§ WORK TO COMPLETE: Copy out the records in full, word for word, without pictures.

§ DATASET EXCERPTS:
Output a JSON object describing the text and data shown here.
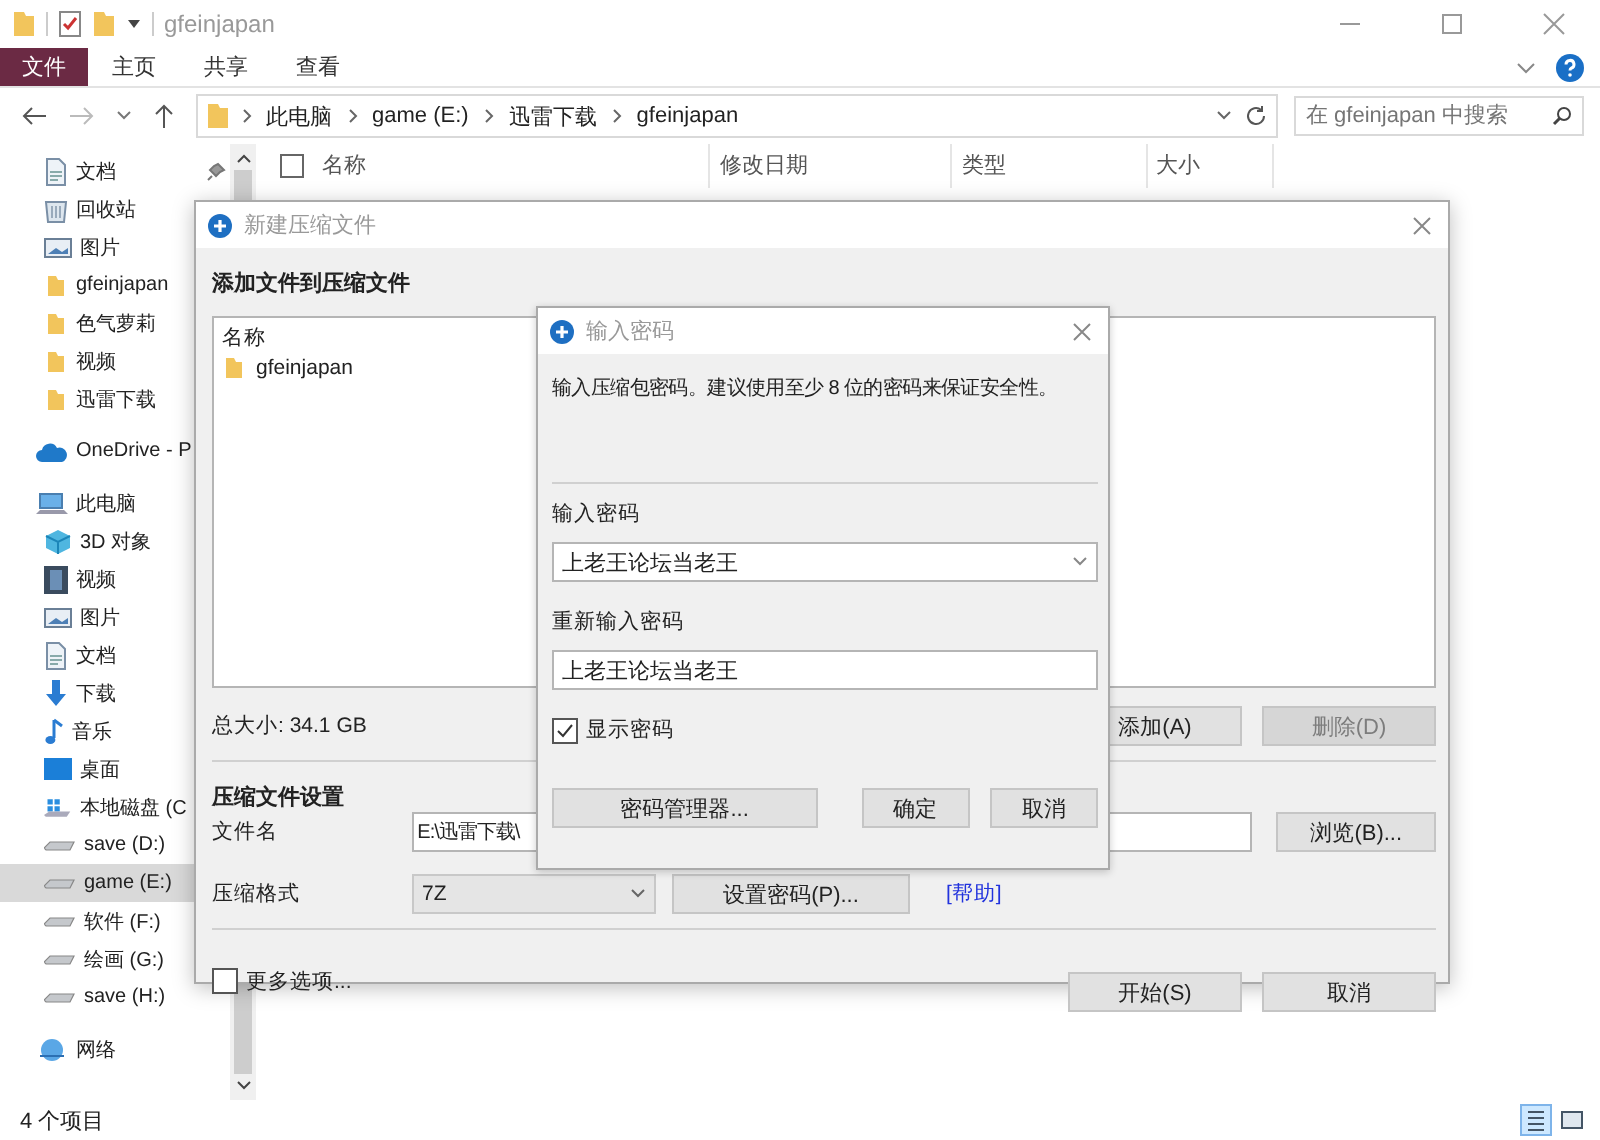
{
  "explorer": {
    "title": "gfeinjapan",
    "ribbon_tabs": [
      {
        "label": "文件",
        "selected": true
      },
      {
        "label": "主页",
        "selected": false
      },
      {
        "label": "共享",
        "selected": false
      },
      {
        "label": "查看",
        "selected": false
      }
    ],
    "breadcrumb": [
      "此电脑",
      "game (E:)",
      "迅雷下载",
      "gfeinjapan"
    ],
    "search": {
      "placeholder": "在 gfeinjapan 中搜索"
    },
    "sidebar": {
      "items": [
        {
          "label": "文档",
          "kind": "document",
          "pinned": true,
          "selected": false
        },
        {
          "label": "回收站",
          "kind": "recycle",
          "selected": false
        },
        {
          "label": "图片",
          "kind": "picture",
          "selected": false
        },
        {
          "label": "gfeinjapan",
          "kind": "folder",
          "selected": false
        },
        {
          "label": "色气萝莉",
          "kind": "folder",
          "selected": false
        },
        {
          "label": "视频",
          "kind": "folder",
          "selected": false
        },
        {
          "label": "迅雷下载",
          "kind": "folder",
          "selected": false
        },
        {
          "label": "OneDrive - P",
          "kind": "cloud",
          "selected": false
        },
        {
          "label": "此电脑",
          "kind": "computer",
          "selected": false,
          "children": [
            {
              "label": "3D 对象",
              "kind": "cube",
              "selected": false
            },
            {
              "label": "视频",
              "kind": "video",
              "selected": false
            },
            {
              "label": "图片",
              "kind": "picture",
              "selected": false
            },
            {
              "label": "文档",
              "kind": "document",
              "selected": false
            },
            {
              "label": "下载",
              "kind": "download",
              "selected": false
            },
            {
              "label": "音乐",
              "kind": "music",
              "selected": false
            },
            {
              "label": "桌面",
              "kind": "desktop",
              "selected": false
            },
            {
              "label": "本地磁盘 (C",
              "kind": "system-drive",
              "selected": false
            },
            {
              "label": "save (D:)",
              "kind": "drive",
              "selected": false
            },
            {
              "label": "game (E:)",
              "kind": "drive",
              "selected": true
            },
            {
              "label": "软件 (F:)",
              "kind": "drive",
              "selected": false
            },
            {
              "label": "绘画 (G:)",
              "kind": "drive",
              "selected": false
            },
            {
              "label": "save (H:)",
              "kind": "drive",
              "selected": false
            }
          ]
        },
        {
          "label": "网络",
          "kind": "network",
          "selected": false
        }
      ]
    },
    "select_all": {
      "checked": false
    },
    "columns": [
      "名称",
      "修改日期",
      "类型",
      "大小"
    ],
    "status_bar": "4 个项目"
  },
  "archive_dialog": {
    "title": "新建压缩文件",
    "section_add": "添加文件到压缩文件",
    "list_header": "名称",
    "files": [
      {
        "name": "gfeinjapan"
      }
    ],
    "total_size": "总大小: 34.1 GB",
    "list_buttons": [
      {
        "label": "添加(A)",
        "disabled": false
      },
      {
        "label": "删除(D)",
        "disabled": true
      }
    ],
    "section_settings": "压缩文件设置",
    "filename_label": "文件名",
    "filename_value": "E:\\迅雷下载\\",
    "browse": "浏览(B)...",
    "format_label": "压缩格式",
    "format_value": "7Z",
    "set_password": "设置密码(P)...",
    "help_link": "[帮助]",
    "more_options": {
      "label": "更多选项...",
      "checked": false
    },
    "buttons": [
      "开始(S)",
      "取消"
    ]
  },
  "password_dialog": {
    "title": "输入密码",
    "hint": "输入压缩包密码。建议使用至少 8 位的密码来保证安全性。",
    "password_label": "输入密码",
    "password_value": "上老王论坛当老王",
    "confirm_label": "重新输入密码",
    "confirm_value": "上老王论坛当老王",
    "show_password": {
      "label": "显示密码",
      "checked": true
    },
    "buttons": [
      "密码管理器...",
      "确定",
      "取消"
    ]
  }
}
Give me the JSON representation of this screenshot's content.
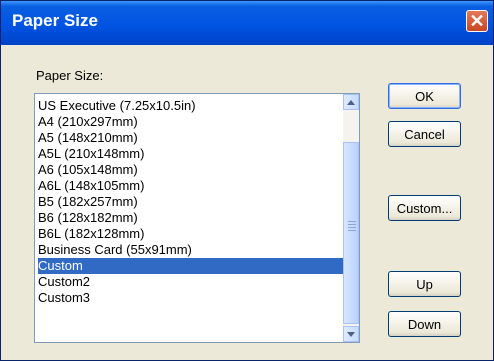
{
  "window": {
    "title": "Paper Size"
  },
  "main": {
    "list_label": "Paper Size:",
    "items": [
      "US Executive (7.25x10.5in)",
      "A4 (210x297mm)",
      "A5 (148x210mm)",
      "A5L (210x148mm)",
      "A6 (105x148mm)",
      "A6L (148x105mm)",
      "B5 (182x257mm)",
      "B6 (128x182mm)",
      "B6L (182x128mm)",
      "Business Card (55x91mm)",
      "Custom",
      "Custom2",
      "Custom3"
    ],
    "selected": "Custom"
  },
  "buttons": {
    "ok": "OK",
    "cancel": "Cancel",
    "custom": "Custom...",
    "up": "Up",
    "down": "Down"
  },
  "icons": {
    "close": "close-icon",
    "scroll_up": "scroll-up-arrow-icon",
    "scroll_down": "scroll-down-arrow-icon"
  }
}
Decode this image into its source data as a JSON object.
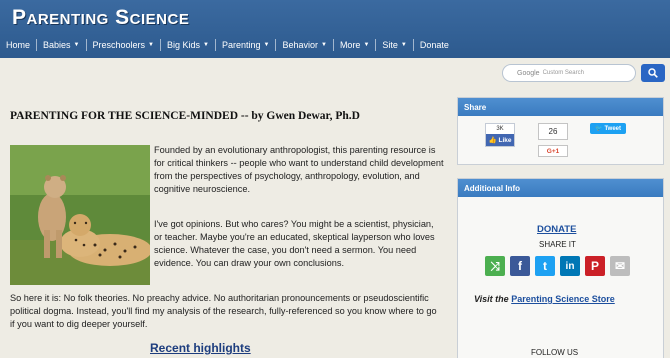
{
  "site": {
    "logo": "Parenting Science"
  },
  "nav": [
    {
      "label": "Home",
      "dropdown": false
    },
    {
      "label": "Babies",
      "dropdown": true
    },
    {
      "label": "Preschoolers",
      "dropdown": true
    },
    {
      "label": "Big Kids",
      "dropdown": true
    },
    {
      "label": "Parenting",
      "dropdown": true
    },
    {
      "label": "Behavior",
      "dropdown": true
    },
    {
      "label": "More",
      "dropdown": true
    },
    {
      "label": "Site",
      "dropdown": true
    },
    {
      "label": "Donate",
      "dropdown": false
    }
  ],
  "search": {
    "placeholder_brand": "Google",
    "placeholder": "Custom Search"
  },
  "main": {
    "title": "PARENTING FOR THE SCIENCE-MINDED -- by Gwen Dewar, Ph.D",
    "intro": "Founded by an evolutionary anthropologist, this parenting resource is for critical thinkers -- people who want to understand child development from the perspectives of psychology, anthropology, evolution, and cognitive neuroscience.",
    "opinion": "I've got opinions. But who cares? You might be a scientist, physician, or teacher. Maybe you're an educated, skeptical layperson who loves science. Whatever the case, you don't need a sermon. You need evidence. You can draw your own conclusions.",
    "summary": "So here it is: No folk theories. No preachy advice. No authoritarian pronouncements or pseudoscientific political dogma. Instead, you'll find my analysis of the research, fully-referenced so you know where to go if you want to dig deeper yourself.",
    "recent_highlights": "Recent highlights"
  },
  "share_panel": {
    "title": "Share",
    "fb_count": "3K",
    "fb_label": "Like",
    "count": "26",
    "gplus_label": "G+1",
    "tweet_label": "Tweet"
  },
  "info_panel": {
    "title": "Additional Info",
    "donate": "DONATE",
    "share_it": "SHARE IT",
    "visit_prefix": "Visit the",
    "visit_link": "Parenting Science Store",
    "follow_us": "FOLLOW US"
  },
  "share_icons": [
    {
      "name": "share-icon",
      "glyph": "⤨",
      "color": "#4caf50"
    },
    {
      "name": "facebook-icon",
      "glyph": "f",
      "color": "#3b5998"
    },
    {
      "name": "twitter-icon",
      "glyph": "t",
      "color": "#1da1f2"
    },
    {
      "name": "linkedin-icon",
      "glyph": "in",
      "color": "#0077b5"
    },
    {
      "name": "pinterest-icon",
      "glyph": "P",
      "color": "#cb2027"
    },
    {
      "name": "email-icon",
      "glyph": "✉",
      "color": "#bdbdbd"
    }
  ]
}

§ RESULT:
Output a JSON object describing the text and data shown here.
{
  "explorer": {
    "title": "gfeinjapan",
    "ribbon_tabs": [
      {
        "label": "文件",
        "selected": true
      },
      {
        "label": "主页",
        "selected": false
      },
      {
        "label": "共享",
        "selected": false
      },
      {
        "label": "查看",
        "selected": false
      }
    ],
    "breadcrumb": [
      "此电脑",
      "game (E:)",
      "迅雷下载",
      "gfeinjapan"
    ],
    "search": {
      "placeholder": "在 gfeinjapan 中搜索"
    },
    "sidebar": {
      "items": [
        {
          "label": "文档",
          "kind": "document",
          "pinned": true,
          "selected": false
        },
        {
          "label": "回收站",
          "kind": "recycle",
          "selected": false
        },
        {
          "label": "图片",
          "kind": "picture",
          "selected": false
        },
        {
          "label": "gfeinjapan",
          "kind": "folder",
          "selected": false
        },
        {
          "label": "色气萝莉",
          "kind": "folder",
          "selected": false
        },
        {
          "label": "视频",
          "kind": "folder",
          "selected": false
        },
        {
          "label": "迅雷下载",
          "kind": "folder",
          "selected": false
        },
        {
          "label": "OneDrive - P",
          "kind": "cloud",
          "selected": false
        },
        {
          "label": "此电脑",
          "kind": "computer",
          "selected": false,
          "children": [
            {
              "label": "3D 对象",
              "kind": "cube",
              "selected": false
            },
            {
              "label": "视频",
              "kind": "video",
              "selected": false
            },
            {
              "label": "图片",
              "kind": "picture",
              "selected": false
            },
            {
              "label": "文档",
              "kind": "document",
              "selected": false
            },
            {
              "label": "下载",
              "kind": "download",
              "selected": false
            },
            {
              "label": "音乐",
              "kind": "music",
              "selected": false
            },
            {
              "label": "桌面",
              "kind": "desktop",
              "selected": false
            },
            {
              "label": "本地磁盘 (C",
              "kind": "system-drive",
              "selected": false
            },
            {
              "label": "save (D:)",
              "kind": "drive",
              "selected": false
            },
            {
              "label": "game (E:)",
              "kind": "drive",
              "selected": true
            },
            {
              "label": "软件 (F:)",
              "kind": "drive",
              "selected": false
            },
            {
              "label": "绘画 (G:)",
              "kind": "drive",
              "selected": false
            },
            {
              "label": "save (H:)",
              "kind": "drive",
              "selected": false
            }
          ]
        },
        {
          "label": "网络",
          "kind": "network",
          "selected": false
        }
      ]
    },
    "select_all": {
      "checked": false
    },
    "columns": [
      "名称",
      "修改日期",
      "类型",
      "大小"
    ],
    "status_bar": "4 个项目"
  },
  "archive_dialog": {
    "title": "新建压缩文件",
    "section_add": "添加文件到压缩文件",
    "list_header": "名称",
    "files": [
      {
        "name": "gfeinjapan"
      }
    ],
    "total_size": "总大小: 34.1 GB",
    "list_buttons": [
      {
        "label": "添加(A)",
        "disabled": false
      },
      {
        "label": "删除(D)",
        "disabled": true
      }
    ],
    "section_settings": "压缩文件设置",
    "filename_label": "文件名",
    "filename_value": "E:\\迅雷下载\\",
    "browse": "浏览(B)...",
    "format_label": "压缩格式",
    "format_value": "7Z",
    "set_password": "设置密码(P)...",
    "help_link": "[帮助]",
    "more_options": {
      "label": "更多选项...",
      "checked": false
    },
    "buttons": [
      "开始(S)",
      "取消"
    ]
  },
  "password_dialog": {
    "title": "输入密码",
    "hint": "输入压缩包密码。建议使用至少 8 位的密码来保证安全性。",
    "password_label": "输入密码",
    "password_value": "上老王论坛当老王",
    "confirm_label": "重新输入密码",
    "confirm_value": "上老王论坛当老王",
    "show_password": {
      "label": "显示密码",
      "checked": true
    },
    "buttons": [
      "密码管理器...",
      "确定",
      "取消"
    ]
  }
}
Give me the JSON representation of this screenshot's content.
{
  "window": {
    "title": "Paper Size"
  },
  "main": {
    "list_label": "Paper Size:",
    "items": [
      "US Executive (7.25x10.5in)",
      "A4 (210x297mm)",
      "A5 (148x210mm)",
      "A5L (210x148mm)",
      "A6 (105x148mm)",
      "A6L (148x105mm)",
      "B5 (182x257mm)",
      "B6 (128x182mm)",
      "B6L (182x128mm)",
      "Business Card (55x91mm)",
      "Custom",
      "Custom2",
      "Custom3"
    ],
    "selected": "Custom"
  },
  "buttons": {
    "ok": "OK",
    "cancel": "Cancel",
    "custom": "Custom...",
    "up": "Up",
    "down": "Down"
  },
  "icons": {
    "close": "close-icon",
    "scroll_up": "scroll-up-arrow-icon",
    "scroll_down": "scroll-down-arrow-icon"
  }
}
Decode this image into its source data as a JSON object.
{
  "site": {
    "logo": "Parenting Science"
  },
  "nav": [
    {
      "label": "Home",
      "dropdown": false
    },
    {
      "label": "Babies",
      "dropdown": true
    },
    {
      "label": "Preschoolers",
      "dropdown": true
    },
    {
      "label": "Big Kids",
      "dropdown": true
    },
    {
      "label": "Parenting",
      "dropdown": true
    },
    {
      "label": "Behavior",
      "dropdown": true
    },
    {
      "label": "More",
      "dropdown": true
    },
    {
      "label": "Site",
      "dropdown": true
    },
    {
      "label": "Donate",
      "dropdown": false
    }
  ],
  "search": {
    "placeholder_brand": "Google",
    "placeholder": "Custom Search"
  },
  "main": {
    "title": "PARENTING FOR THE SCIENCE-MINDED -- by Gwen Dewar, Ph.D",
    "intro": "Founded by an evolutionary anthropologist, this parenting resource is for critical thinkers -- people who want to understand child development from the perspectives of psychology, anthropology, evolution, and cognitive neuroscience.",
    "opinion": "I've got opinions. But who cares? You might be a scientist, physician, or teacher. Maybe you're an educated, skeptical layperson who loves science. Whatever the case, you don't need a sermon. You need evidence. You can draw your own conclusions.",
    "summary": "So here it is: No folk theories. No preachy advice. No authoritarian pronouncements or pseudoscientific political dogma. Instead, you'll find my analysis of the research, fully-referenced so you know where to go if you want to dig deeper yourself.",
    "recent_highlights": "Recent highlights"
  },
  "share_panel": {
    "title": "Share",
    "fb_count": "3K",
    "fb_label": "Like",
    "count": "26",
    "gplus_label": "G+1",
    "tweet_label": "Tweet"
  },
  "info_panel": {
    "title": "Additional Info",
    "donate": "DONATE",
    "share_it": "SHARE IT",
    "visit_prefix": "Visit the",
    "visit_link": "Parenting Science Store",
    "follow_us": "FOLLOW US"
  },
  "share_icons": [
    {
      "name": "share-icon",
      "glyph": "⤨",
      "color": "#4caf50"
    },
    {
      "name": "facebook-icon",
      "glyph": "f",
      "color": "#3b5998"
    },
    {
      "name": "twitter-icon",
      "glyph": "t",
      "color": "#1da1f2"
    },
    {
      "name": "linkedin-icon",
      "glyph": "in",
      "color": "#0077b5"
    },
    {
      "name": "pinterest-icon",
      "glyph": "P",
      "color": "#cb2027"
    },
    {
      "name": "email-icon",
      "glyph": "✉",
      "color": "#bdbdbd"
    }
  ]
}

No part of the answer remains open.